• Directions for this task:
Rewrite the rows as a JSON list of strings, one string per row, starting with the row that contains "code-token: AS bbox=[567, 100, 585, 117]" and going on through the row that contains "code-token: , bbox=[621, 352, 630, 370]", with both included and blank lines left out.

• Material provided:
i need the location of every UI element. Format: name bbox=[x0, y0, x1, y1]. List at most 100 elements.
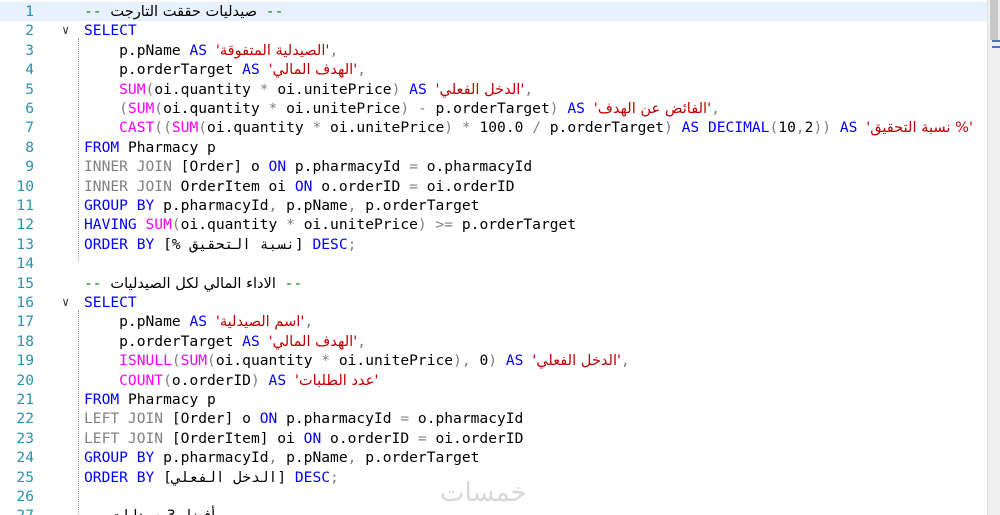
code-token: AS bbox=[567, 100, 585, 117]
code-token: , bbox=[357, 61, 367, 79]
code-text[interactable]: p.orderTarget AS 'الهدف المالي', bbox=[84, 332, 366, 351]
code-text[interactable]: p.pName AS 'اسم الصيدلية', bbox=[84, 312, 313, 331]
code-token: CAST bbox=[84, 119, 155, 137]
code-editor[interactable]: 1 -- صيدليات حققت التارجت -- 2 ∨ SELECT 3 p.p… bbox=[0, 0, 988, 515]
code-token: , bbox=[621, 352, 630, 370]
code-line[interactable]: 2 ∨ SELECT bbox=[0, 21, 988, 40]
code-line[interactable]: 6 (SUM(oi.quantity * oi.unitePrice) - p.… bbox=[0, 99, 988, 118]
code-line[interactable]: 1 -- صيدليات حققت التارجت -- bbox=[0, 2, 988, 22]
code-token: p.pName bbox=[277, 449, 348, 467]
code-text[interactable]: SELECT bbox=[84, 21, 137, 40]
code-token: oi.orderID bbox=[426, 429, 524, 447]
code-line[interactable]: 12 HAVING SUM(oi.quantity * oi.unitePrice… bbox=[0, 215, 988, 234]
code-line[interactable]: 14 bbox=[0, 254, 988, 273]
code-text[interactable]: -- الاداء المالي لكل الصيدليات -- bbox=[84, 274, 302, 293]
code-line[interactable]: 23 LEFT JOIN [OrderItem] oi ON o.orderID … bbox=[0, 429, 988, 448]
code-line[interactable]: 18 p.orderTarget AS 'الهدف المالي', bbox=[0, 332, 988, 351]
code-token: AS bbox=[409, 80, 427, 98]
code-text[interactable]: INNER JOIN [Order] o ON p.pharmacyId = o… bbox=[84, 157, 532, 176]
line-number: 11 bbox=[16, 197, 34, 214]
line-number: 9 bbox=[25, 158, 34, 176]
scrollbar-thumb[interactable] bbox=[990, 0, 998, 40]
code-text[interactable]: HAVING SUM(oi.quantity * oi.unitePrice) … bbox=[84, 215, 576, 234]
code-line[interactable]: 24 GROUP BY p.pharmacyId, p.pName, p.orde… bbox=[0, 448, 988, 467]
code-line[interactable]: 10 INNER JOIN OrderItem oi ON o.orderID =… bbox=[0, 177, 988, 196]
line-number: 2 bbox=[25, 22, 34, 40]
line-number: 3 bbox=[25, 41, 34, 59]
line-number: 14 bbox=[16, 255, 34, 273]
code-text[interactable]: (SUM(oi.quantity * oi.unitePrice) - p.or… bbox=[84, 99, 720, 118]
code-token: * bbox=[268, 100, 278, 117]
code-token: SUM bbox=[84, 80, 146, 98]
code-line[interactable]: 19 ISNULL(SUM(oi.quantity * oi.unitePric… bbox=[0, 351, 988, 370]
code-token: ON bbox=[268, 158, 287, 176]
code-line[interactable]: 11 GROUP BY p.pharmacyId, p.pName, p.orde… bbox=[0, 196, 988, 215]
code-text[interactable]: p.pName AS 'الصيدلية المتفوقة', bbox=[84, 41, 338, 60]
code-token: p.orderTarget bbox=[84, 61, 243, 79]
code-text[interactable]: LEFT JOIN [OrderItem] oi ON o.orderID = … bbox=[84, 429, 523, 448]
code-token: , bbox=[268, 449, 278, 467]
code-line[interactable]: 8 FROM Pharmacy p bbox=[0, 138, 988, 157]
code-line[interactable]: 13 ORDER BY [% نسبة التحقيق] DESC; bbox=[0, 235, 988, 254]
code-token: * bbox=[259, 80, 269, 98]
line-number: 21 bbox=[16, 391, 34, 408]
watermark-logo: خمسات bbox=[440, 478, 527, 508]
code-token: ) bbox=[400, 100, 410, 117]
code-line[interactable]: 3 p.pName AS 'الصيدلية المتفوقة', bbox=[0, 41, 988, 60]
code-text[interactable]: GROUP BY p.pharmacyId, p.pName, p.orderT… bbox=[84, 196, 479, 215]
fold-guide-1 bbox=[78, 38, 80, 260]
fold-toggle-icon[interactable]: ∨ bbox=[62, 21, 74, 40]
fold-toggle-icon[interactable]: ∨ bbox=[62, 293, 74, 312]
code-text[interactable]: ORDER BY [% نسبة التحقيق] DESC; bbox=[84, 235, 356, 254]
line-number: 22 bbox=[16, 410, 34, 428]
code-text[interactable]: ISNULL(SUM(oi.quantity * oi.unitePrice),… bbox=[84, 351, 630, 370]
code-line[interactable]: 5 SUM(oi.quantity * oi.unitePrice) AS 'ا… bbox=[0, 80, 988, 99]
code-text[interactable]: ORDER BY [الدخل الفعلي] DESC; bbox=[84, 468, 339, 487]
code-text[interactable]: LEFT JOIN [Order] o ON p.pharmacyId = o.… bbox=[84, 409, 523, 428]
code-line[interactable]: 9 INNER JOIN [Order] o ON p.pharmacyId = … bbox=[0, 157, 988, 176]
code-line[interactable]: 7 CAST((SUM(oi.quantity * oi.unitePrice)… bbox=[0, 118, 988, 137]
code-text[interactable]: INNER JOIN OrderItem oi ON o.orderID = o… bbox=[84, 177, 515, 196]
code-text[interactable]: SUM(oi.quantity * oi.unitePrice) AS 'الد… bbox=[84, 80, 533, 99]
code-text[interactable]: -- أفضل 3 صيدليات bbox=[84, 506, 215, 515]
code-line[interactable]: 21 FROM Pharmacy p bbox=[0, 390, 988, 409]
code-line[interactable]: 22 LEFT JOIN [Order] o ON p.pharmacyId = … bbox=[0, 409, 988, 428]
code-token: LEFT JOIN bbox=[84, 410, 164, 428]
code-line[interactable]: 4 p.orderTarget AS 'الهدف المالي', bbox=[0, 60, 988, 79]
code-line[interactable]: 15 -- الاداء المالي لكل الصيدليات -- bbox=[0, 274, 988, 293]
code-token: INNER JOIN bbox=[84, 177, 172, 195]
vertical-scrollbar[interactable] bbox=[987, 0, 1000, 515]
code-line[interactable]: 16 ∨ SELECT bbox=[0, 293, 988, 312]
code-text[interactable]: SELECT bbox=[84, 293, 137, 312]
code-text[interactable]: CAST((SUM(oi.quantity * oi.unitePrice) *… bbox=[84, 118, 973, 137]
code-token: ), bbox=[453, 352, 471, 370]
code-text[interactable]: FROM Pharmacy p bbox=[84, 390, 216, 409]
code-token: أفضل 3 صيدليات bbox=[110, 507, 215, 515]
code-text[interactable]: -- صيدليات حققت التارجت -- bbox=[84, 2, 283, 21]
code-token: * bbox=[461, 119, 471, 137]
code-token: SUM bbox=[145, 216, 172, 234]
code-token: ( bbox=[171, 352, 181, 370]
code-token: [Order] o bbox=[163, 410, 260, 428]
code-token: ) bbox=[444, 119, 454, 137]
code-token: [OrderItem] oi bbox=[163, 429, 304, 447]
code-token: 100.0 bbox=[470, 119, 533, 137]
code-token: ORDER BY bbox=[84, 235, 155, 253]
code-token: ON bbox=[259, 410, 278, 428]
line-number: 27 bbox=[0, 506, 34, 515]
code-line[interactable]: 17 p.pName AS 'اسم الصيدلية', bbox=[0, 312, 988, 331]
code-text[interactable]: COUNT(o.orderID) AS 'عدد الطلبات' bbox=[84, 371, 378, 390]
code-text[interactable]: GROUP BY p.pharmacyId, p.pName, p.orderT… bbox=[84, 448, 479, 467]
code-token: ( bbox=[145, 80, 155, 98]
code-text[interactable]: FROM Pharmacy p bbox=[84, 138, 216, 157]
code-token: = bbox=[409, 177, 418, 195]
code-line[interactable]: 20 COUNT(o.orderID) AS 'عدد الطلبات' bbox=[0, 371, 988, 390]
code-text[interactable]: p.orderTarget AS 'الهدف المالي', bbox=[84, 60, 366, 79]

• Response:
[
  "code-token: AS bbox=[567, 100, 585, 117]",
  "code-token: , bbox=[357, 61, 367, 79]",
  "code-text[interactable]: p.orderTarget AS 'الهدف المالي', bbox=[84, 332, 366, 351]",
  "code-text[interactable]: p.pName AS 'اسم الصيدلية', bbox=[84, 312, 313, 331]",
  "code-token: CAST bbox=[84, 119, 155, 137]",
  "code-editor[interactable]: 1 -- صيدليات حققت التارجت -- 2 ∨ SELECT 3 p.p… bbox=[0, 0, 988, 515]",
  "code-token: , bbox=[621, 352, 630, 370]"
]